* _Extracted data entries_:
·····

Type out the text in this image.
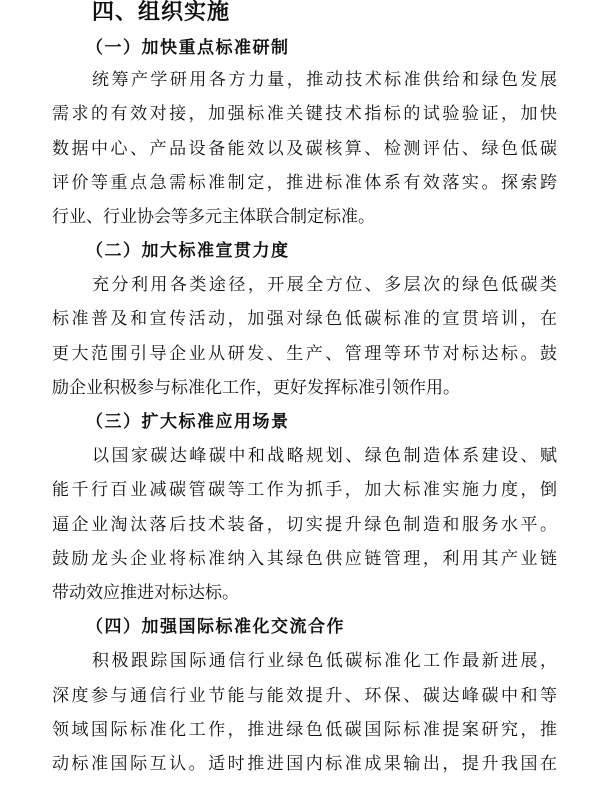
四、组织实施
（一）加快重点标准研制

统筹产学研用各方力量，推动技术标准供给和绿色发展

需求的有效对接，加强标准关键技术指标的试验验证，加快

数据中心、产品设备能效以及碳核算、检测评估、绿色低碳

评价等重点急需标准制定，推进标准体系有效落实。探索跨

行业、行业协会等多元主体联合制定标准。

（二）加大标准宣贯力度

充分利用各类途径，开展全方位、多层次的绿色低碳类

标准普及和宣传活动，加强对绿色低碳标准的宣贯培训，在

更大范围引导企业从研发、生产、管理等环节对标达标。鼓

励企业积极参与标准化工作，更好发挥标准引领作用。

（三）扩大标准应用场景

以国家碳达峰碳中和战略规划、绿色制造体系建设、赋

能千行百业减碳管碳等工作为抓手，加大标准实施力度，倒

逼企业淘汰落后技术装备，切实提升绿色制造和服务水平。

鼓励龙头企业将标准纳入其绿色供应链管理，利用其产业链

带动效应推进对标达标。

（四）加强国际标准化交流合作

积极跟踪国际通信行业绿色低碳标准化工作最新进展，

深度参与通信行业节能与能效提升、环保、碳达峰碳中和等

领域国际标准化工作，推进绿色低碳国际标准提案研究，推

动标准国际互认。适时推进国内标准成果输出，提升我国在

·····

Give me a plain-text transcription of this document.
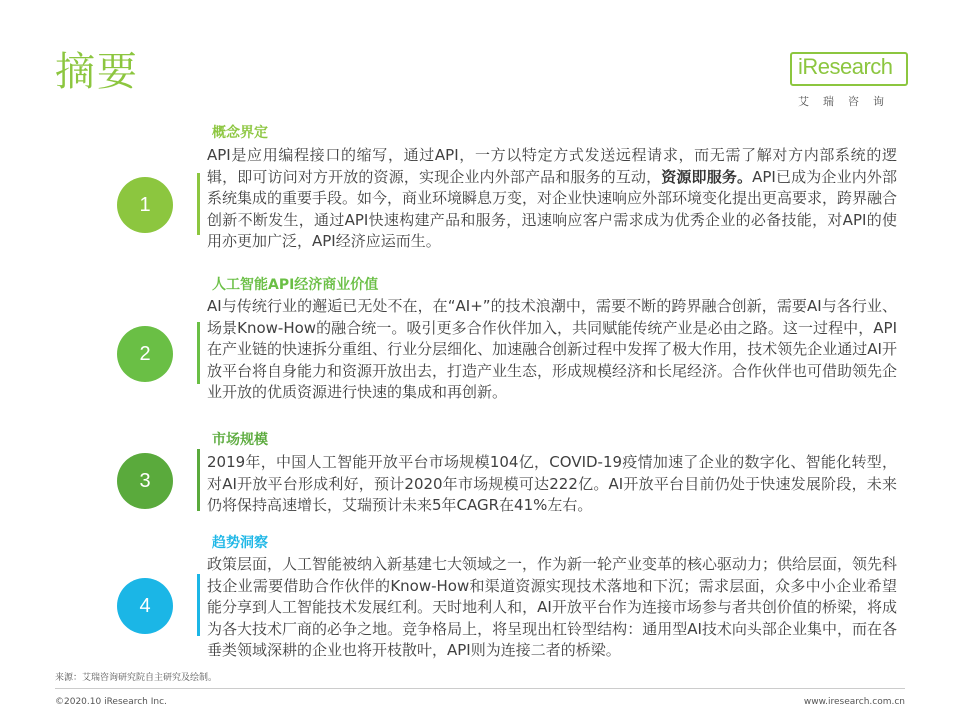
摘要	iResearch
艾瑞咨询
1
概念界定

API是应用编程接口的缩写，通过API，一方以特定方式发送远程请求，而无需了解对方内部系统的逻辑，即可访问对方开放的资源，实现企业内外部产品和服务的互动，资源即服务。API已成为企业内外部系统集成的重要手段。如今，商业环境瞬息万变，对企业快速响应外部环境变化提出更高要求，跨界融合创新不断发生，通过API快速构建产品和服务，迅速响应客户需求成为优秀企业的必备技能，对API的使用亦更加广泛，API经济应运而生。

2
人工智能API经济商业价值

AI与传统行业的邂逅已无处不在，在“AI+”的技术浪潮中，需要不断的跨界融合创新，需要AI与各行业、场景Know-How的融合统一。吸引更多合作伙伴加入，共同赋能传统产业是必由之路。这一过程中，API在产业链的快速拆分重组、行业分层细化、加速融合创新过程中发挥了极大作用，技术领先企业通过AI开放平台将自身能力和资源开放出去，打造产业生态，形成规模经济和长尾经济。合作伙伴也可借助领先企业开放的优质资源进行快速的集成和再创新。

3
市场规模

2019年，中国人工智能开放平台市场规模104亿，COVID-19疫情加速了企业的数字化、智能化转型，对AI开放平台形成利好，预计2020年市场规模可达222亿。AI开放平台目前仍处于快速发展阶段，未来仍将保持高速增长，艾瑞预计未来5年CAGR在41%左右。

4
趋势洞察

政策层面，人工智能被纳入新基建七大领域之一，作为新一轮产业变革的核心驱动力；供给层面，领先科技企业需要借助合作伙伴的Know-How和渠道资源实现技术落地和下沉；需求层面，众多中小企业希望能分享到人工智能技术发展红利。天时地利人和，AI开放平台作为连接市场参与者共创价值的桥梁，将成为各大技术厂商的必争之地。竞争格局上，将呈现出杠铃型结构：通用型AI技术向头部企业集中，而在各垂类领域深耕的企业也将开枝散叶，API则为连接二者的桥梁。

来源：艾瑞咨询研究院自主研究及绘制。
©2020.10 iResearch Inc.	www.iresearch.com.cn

·····

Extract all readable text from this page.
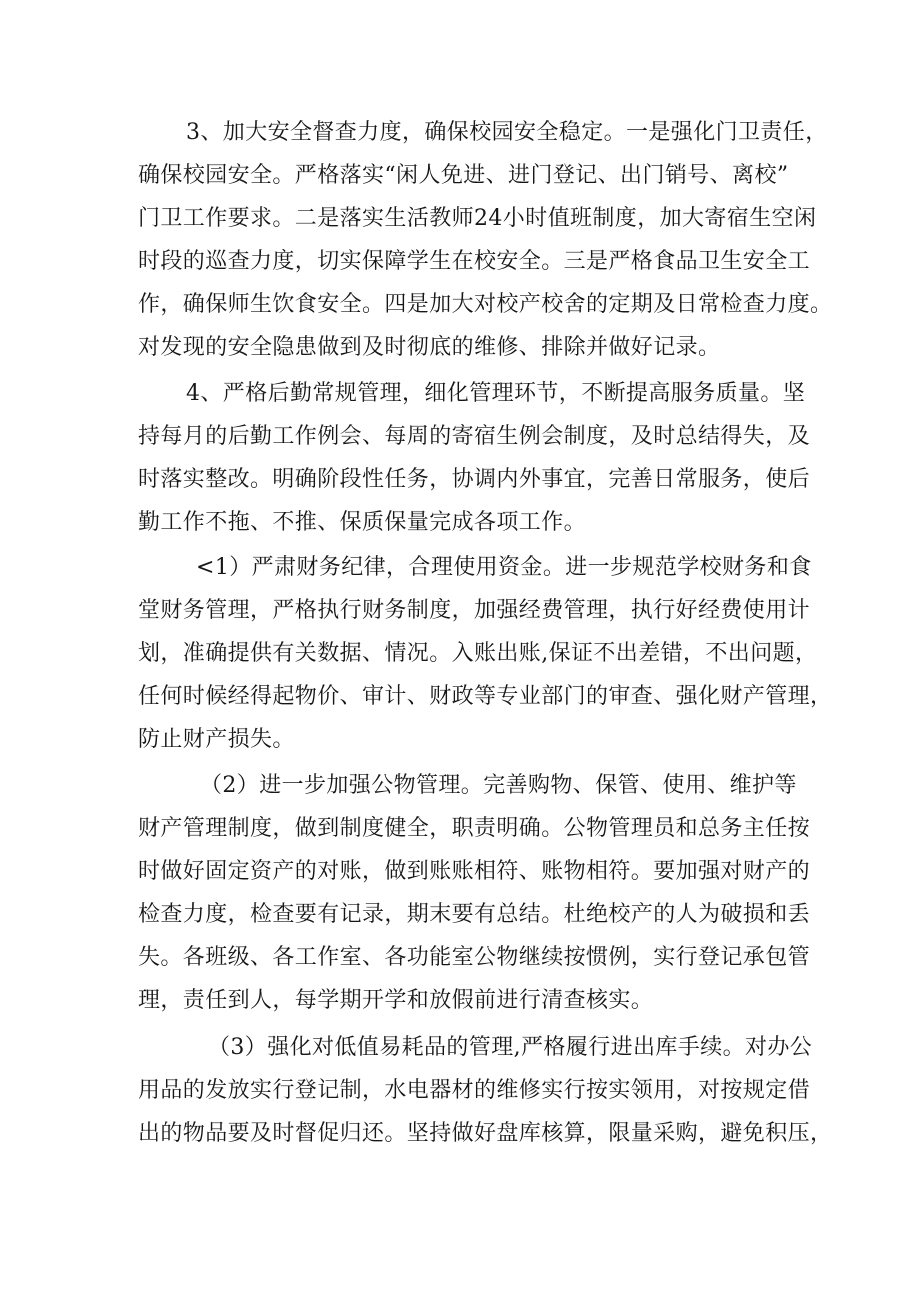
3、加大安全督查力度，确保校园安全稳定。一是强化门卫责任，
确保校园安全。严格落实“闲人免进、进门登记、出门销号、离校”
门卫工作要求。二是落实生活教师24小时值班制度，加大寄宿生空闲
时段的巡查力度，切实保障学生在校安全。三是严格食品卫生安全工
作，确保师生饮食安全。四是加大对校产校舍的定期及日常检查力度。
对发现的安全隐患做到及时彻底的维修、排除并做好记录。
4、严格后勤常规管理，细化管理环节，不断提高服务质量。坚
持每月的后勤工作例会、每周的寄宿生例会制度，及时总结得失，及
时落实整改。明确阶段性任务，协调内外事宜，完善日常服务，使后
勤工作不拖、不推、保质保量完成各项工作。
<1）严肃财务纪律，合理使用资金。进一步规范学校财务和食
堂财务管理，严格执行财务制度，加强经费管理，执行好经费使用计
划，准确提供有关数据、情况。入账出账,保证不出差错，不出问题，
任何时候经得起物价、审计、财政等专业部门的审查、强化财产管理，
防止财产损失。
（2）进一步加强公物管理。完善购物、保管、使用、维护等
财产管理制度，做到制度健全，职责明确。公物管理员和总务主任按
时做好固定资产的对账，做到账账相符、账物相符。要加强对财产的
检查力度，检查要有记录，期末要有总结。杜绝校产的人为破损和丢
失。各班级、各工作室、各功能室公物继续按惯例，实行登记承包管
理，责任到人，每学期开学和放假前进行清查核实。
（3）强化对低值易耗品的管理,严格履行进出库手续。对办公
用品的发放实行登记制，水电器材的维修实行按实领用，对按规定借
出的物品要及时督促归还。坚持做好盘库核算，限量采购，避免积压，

·····

* _Your instructions_:
In the entries above, find each line with the word "text" and show it.

* _Exercise response_:
Type out the text in this image.
Give me a plain-text transcription of this document.
Extract all readable text from this page.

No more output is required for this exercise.